## [Records to use]
•••

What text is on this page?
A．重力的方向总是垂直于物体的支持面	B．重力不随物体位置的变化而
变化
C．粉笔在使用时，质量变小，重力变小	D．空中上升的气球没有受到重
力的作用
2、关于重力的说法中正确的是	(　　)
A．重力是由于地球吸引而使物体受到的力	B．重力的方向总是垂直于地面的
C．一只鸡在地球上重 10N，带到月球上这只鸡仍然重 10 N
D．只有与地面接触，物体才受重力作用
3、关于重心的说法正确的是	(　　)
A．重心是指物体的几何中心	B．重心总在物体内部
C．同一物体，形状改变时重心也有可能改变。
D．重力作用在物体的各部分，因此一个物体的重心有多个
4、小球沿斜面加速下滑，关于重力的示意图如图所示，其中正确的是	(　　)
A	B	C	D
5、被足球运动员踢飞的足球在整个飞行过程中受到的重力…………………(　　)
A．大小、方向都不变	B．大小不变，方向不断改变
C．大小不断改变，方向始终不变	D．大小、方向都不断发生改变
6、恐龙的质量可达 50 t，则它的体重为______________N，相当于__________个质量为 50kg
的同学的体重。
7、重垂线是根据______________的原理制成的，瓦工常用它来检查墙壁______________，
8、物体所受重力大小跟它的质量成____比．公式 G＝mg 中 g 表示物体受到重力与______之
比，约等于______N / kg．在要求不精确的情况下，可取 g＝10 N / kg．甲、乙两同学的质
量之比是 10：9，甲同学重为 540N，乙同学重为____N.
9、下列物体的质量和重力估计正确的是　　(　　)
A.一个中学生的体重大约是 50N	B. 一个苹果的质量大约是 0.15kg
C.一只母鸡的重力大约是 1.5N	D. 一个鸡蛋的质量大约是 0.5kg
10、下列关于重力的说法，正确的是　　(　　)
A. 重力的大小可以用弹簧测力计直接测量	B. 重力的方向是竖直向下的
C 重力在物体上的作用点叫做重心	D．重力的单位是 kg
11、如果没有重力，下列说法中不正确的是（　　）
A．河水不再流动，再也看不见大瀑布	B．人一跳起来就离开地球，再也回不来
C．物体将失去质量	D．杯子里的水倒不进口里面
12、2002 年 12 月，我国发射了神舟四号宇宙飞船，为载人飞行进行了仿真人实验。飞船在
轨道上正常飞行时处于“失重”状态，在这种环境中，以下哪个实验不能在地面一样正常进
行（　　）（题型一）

•••

## [The exercise]
Repeat every line of the material exactly as given.

## [Exercise answer]
What text is on this page?
A．重力的方向总是垂直于物体的支持面	B．重力不随物体位置的变化而
变化
C．粉笔在使用时，质量变小，重力变小	D．空中上升的气球没有受到重
力的作用
2、关于重力的说法中正确的是	(　　)
A．重力是由于地球吸引而使物体受到的力	B．重力的方向总是垂直于地面的
C．一只鸡在地球上重 10N，带到月球上这只鸡仍然重 10 N
D．只有与地面接触，物体才受重力作用
3、关于重心的说法正确的是	(　　)
A．重心是指物体的几何中心	B．重心总在物体内部
C．同一物体，形状改变时重心也有可能改变。
D．重力作用在物体的各部分，因此一个物体的重心有多个
4、小球沿斜面加速下滑，关于重力的示意图如图所示，其中正确的是	(　　)
A	B	C	D
5、被足球运动员踢飞的足球在整个飞行过程中受到的重力…………………(　　)
A．大小、方向都不变	B．大小不变，方向不断改变
C．大小不断改变，方向始终不变	D．大小、方向都不断发生改变
6、恐龙的质量可达 50 t，则它的体重为______________N，相当于__________个质量为 50kg
的同学的体重。
7、重垂线是根据______________的原理制成的，瓦工常用它来检查墙壁______________，
8、物体所受重力大小跟它的质量成____比．公式 G＝mg 中 g 表示物体受到重力与______之
比，约等于______N / kg．在要求不精确的情况下，可取 g＝10 N / kg．甲、乙两同学的质
量之比是 10：9，甲同学重为 540N，乙同学重为____N.
9、下列物体的质量和重力估计正确的是　　(　　)
A.一个中学生的体重大约是 50N	B. 一个苹果的质量大约是 0.15kg
C.一只母鸡的重力大约是 1.5N	D. 一个鸡蛋的质量大约是 0.5kg
10、下列关于重力的说法，正确的是　　(　　)
A. 重力的大小可以用弹簧测力计直接测量	B. 重力的方向是竖直向下的
C 重力在物体上的作用点叫做重心	D．重力的单位是 kg
11、如果没有重力，下列说法中不正确的是（　　）
A．河水不再流动，再也看不见大瀑布	B．人一跳起来就离开地球，再也回不来
C．物体将失去质量	D．杯子里的水倒不进口里面
12、2002 年 12 月，我国发射了神舟四号宇宙飞船，为载人飞行进行了仿真人实验。飞船在
轨道上正常飞行时处于“失重”状态，在这种环境中，以下哪个实验不能在地面一样正常进
行（　　）（题型一）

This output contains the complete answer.